— What you should do —
Extract each record and reproduce it exactly.

— Exercise materials —
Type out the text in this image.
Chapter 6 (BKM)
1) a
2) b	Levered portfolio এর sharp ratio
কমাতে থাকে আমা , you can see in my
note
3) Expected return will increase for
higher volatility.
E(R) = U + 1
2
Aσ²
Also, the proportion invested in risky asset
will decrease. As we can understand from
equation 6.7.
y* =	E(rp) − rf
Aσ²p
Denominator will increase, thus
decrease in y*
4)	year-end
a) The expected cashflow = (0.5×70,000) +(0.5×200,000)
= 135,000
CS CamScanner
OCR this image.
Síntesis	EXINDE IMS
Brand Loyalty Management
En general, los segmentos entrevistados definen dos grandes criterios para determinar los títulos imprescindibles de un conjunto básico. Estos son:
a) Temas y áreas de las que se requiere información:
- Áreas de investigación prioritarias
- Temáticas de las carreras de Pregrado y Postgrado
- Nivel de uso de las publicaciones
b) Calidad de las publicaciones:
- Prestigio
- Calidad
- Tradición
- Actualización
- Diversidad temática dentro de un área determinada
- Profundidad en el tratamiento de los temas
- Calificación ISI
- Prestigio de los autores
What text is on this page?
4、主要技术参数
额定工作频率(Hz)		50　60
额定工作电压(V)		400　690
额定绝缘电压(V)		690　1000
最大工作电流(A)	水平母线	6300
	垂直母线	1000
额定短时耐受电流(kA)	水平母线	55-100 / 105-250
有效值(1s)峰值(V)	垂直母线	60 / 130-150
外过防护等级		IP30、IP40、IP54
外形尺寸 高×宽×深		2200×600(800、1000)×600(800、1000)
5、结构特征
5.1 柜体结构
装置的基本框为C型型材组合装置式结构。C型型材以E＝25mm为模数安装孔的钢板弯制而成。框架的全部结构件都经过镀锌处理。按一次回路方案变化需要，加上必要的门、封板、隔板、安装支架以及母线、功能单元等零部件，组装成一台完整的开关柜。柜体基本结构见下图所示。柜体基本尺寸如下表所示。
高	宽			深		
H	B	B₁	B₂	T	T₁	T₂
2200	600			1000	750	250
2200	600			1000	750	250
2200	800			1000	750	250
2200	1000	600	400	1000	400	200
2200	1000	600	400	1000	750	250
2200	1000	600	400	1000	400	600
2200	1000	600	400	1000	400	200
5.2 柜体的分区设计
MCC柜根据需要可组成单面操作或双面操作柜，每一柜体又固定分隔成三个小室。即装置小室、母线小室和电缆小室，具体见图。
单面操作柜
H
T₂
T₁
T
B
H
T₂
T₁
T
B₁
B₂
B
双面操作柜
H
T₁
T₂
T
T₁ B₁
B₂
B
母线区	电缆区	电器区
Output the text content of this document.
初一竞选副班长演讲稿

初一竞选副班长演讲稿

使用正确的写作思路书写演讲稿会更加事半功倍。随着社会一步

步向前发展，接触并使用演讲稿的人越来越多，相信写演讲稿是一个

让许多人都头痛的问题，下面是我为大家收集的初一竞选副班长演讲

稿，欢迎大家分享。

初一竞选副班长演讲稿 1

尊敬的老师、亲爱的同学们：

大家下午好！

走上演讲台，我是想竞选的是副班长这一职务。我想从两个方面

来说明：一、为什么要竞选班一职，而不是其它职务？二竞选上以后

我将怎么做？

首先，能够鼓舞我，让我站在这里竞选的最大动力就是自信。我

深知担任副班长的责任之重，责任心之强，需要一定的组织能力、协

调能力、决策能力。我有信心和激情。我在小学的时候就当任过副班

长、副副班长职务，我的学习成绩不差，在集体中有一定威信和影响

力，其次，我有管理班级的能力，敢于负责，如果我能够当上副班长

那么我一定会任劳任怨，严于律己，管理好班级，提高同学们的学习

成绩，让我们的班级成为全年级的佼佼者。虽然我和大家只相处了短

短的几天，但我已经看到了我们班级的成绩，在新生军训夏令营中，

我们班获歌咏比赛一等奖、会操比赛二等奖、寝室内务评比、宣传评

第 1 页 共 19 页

— Written reply —
Type out the text in this image.
Chapter 6 (BKM)
1) a
2) b	Levered portfolio এর sharp ratio
কমাতে থাকে আমা , you can see in my
note
3) Expected return will increase for
higher volatility.
E(R) = U + 1
2
Aσ²
Also, the proportion invested in risky asset
will decrease. As we can understand from
equation 6.7.
y* =	E(rp) − rf
Aσ²p
Denominator will increase, thus
decrease in y*
4)	year-end
a) The expected cashflow = (0.5×70,000) +(0.5×200,000)
= 135,000
CS CamScanner
OCR this image.
Síntesis	EXINDE IMS
Brand Loyalty Management
En general, los segmentos entrevistados definen dos grandes criterios para determinar los títulos imprescindibles de un conjunto básico. Estos son:
a) Temas y áreas de las que se requiere información:
- Áreas de investigación prioritarias
- Temáticas de las carreras de Pregrado y Postgrado
- Nivel de uso de las publicaciones
b) Calidad de las publicaciones:
- Prestigio
- Calidad
- Tradición
- Actualización
- Diversidad temática dentro de un área determinada
- Profundidad en el tratamiento de los temas
- Calificación ISI
- Prestigio de los autores
What text is on this page?
4、主要技术参数
额定工作频率(Hz)		50　60
额定工作电压(V)		400　690
额定绝缘电压(V)		690　1000
最大工作电流(A)	水平母线	6300
	垂直母线	1000
额定短时耐受电流(kA)	水平母线	55-100 / 105-250
有效值(1s)峰值(V)	垂直母线	60 / 130-150
外过防护等级		IP30、IP40、IP54
外形尺寸 高×宽×深		2200×600(800、1000)×600(800、1000)
5、结构特征
5.1 柜体结构
装置的基本框为C型型材组合装置式结构。C型型材以E＝25mm为模数安装孔的钢板弯制而成。框架的全部结构件都经过镀锌处理。按一次回路方案变化需要，加上必要的门、封板、隔板、安装支架以及母线、功能单元等零部件，组装成一台完整的开关柜。柜体基本结构见下图所示。柜体基本尺寸如下表所示。
高	宽			深		
H	B	B₁	B₂	T	T₁	T₂
2200	600			1000	750	250
2200	600			1000	750	250
2200	800			1000	750	250
2200	1000	600	400	1000	400	200
2200	1000	600	400	1000	750	250
2200	1000	600	400	1000	400	600
2200	1000	600	400	1000	400	200
5.2 柜体的分区设计
MCC柜根据需要可组成单面操作或双面操作柜，每一柜体又固定分隔成三个小室。即装置小室、母线小室和电缆小室，具体见图。
单面操作柜
H
T₂
T₁
T
B
H
T₂
T₁
T
B₁
B₂
B
双面操作柜
H
T₁
T₂
T
T₁ B₁
B₂
B
母线区	电缆区	电器区
Output the text content of this document.
初一竞选副班长演讲稿

初一竞选副班长演讲稿

使用正确的写作思路书写演讲稿会更加事半功倍。随着社会一步

步向前发展，接触并使用演讲稿的人越来越多，相信写演讲稿是一个

让许多人都头痛的问题，下面是我为大家收集的初一竞选副班长演讲

稿，欢迎大家分享。

初一竞选副班长演讲稿 1

尊敬的老师、亲爱的同学们：

大家下午好！

走上演讲台，我是想竞选的是副班长这一职务。我想从两个方面

来说明：一、为什么要竞选班一职，而不是其它职务？二竞选上以后

我将怎么做？

首先，能够鼓舞我，让我站在这里竞选的最大动力就是自信。我

深知担任副班长的责任之重，责任心之强，需要一定的组织能力、协

调能力、决策能力。我有信心和激情。我在小学的时候就当任过副班

长、副副班长职务，我的学习成绩不差，在集体中有一定威信和影响

力，其次，我有管理班级的能力，敢于负责，如果我能够当上副班长

那么我一定会任劳任怨，严于律己，管理好班级，提高同学们的学习

成绩，让我们的班级成为全年级的佼佼者。虽然我和大家只相处了短

短的几天，但我已经看到了我们班级的成绩，在新生军训夏令营中，

我们班获歌咏比赛一等奖、会操比赛二等奖、寝室内务评比、宣传评

第 1 页 共 19 页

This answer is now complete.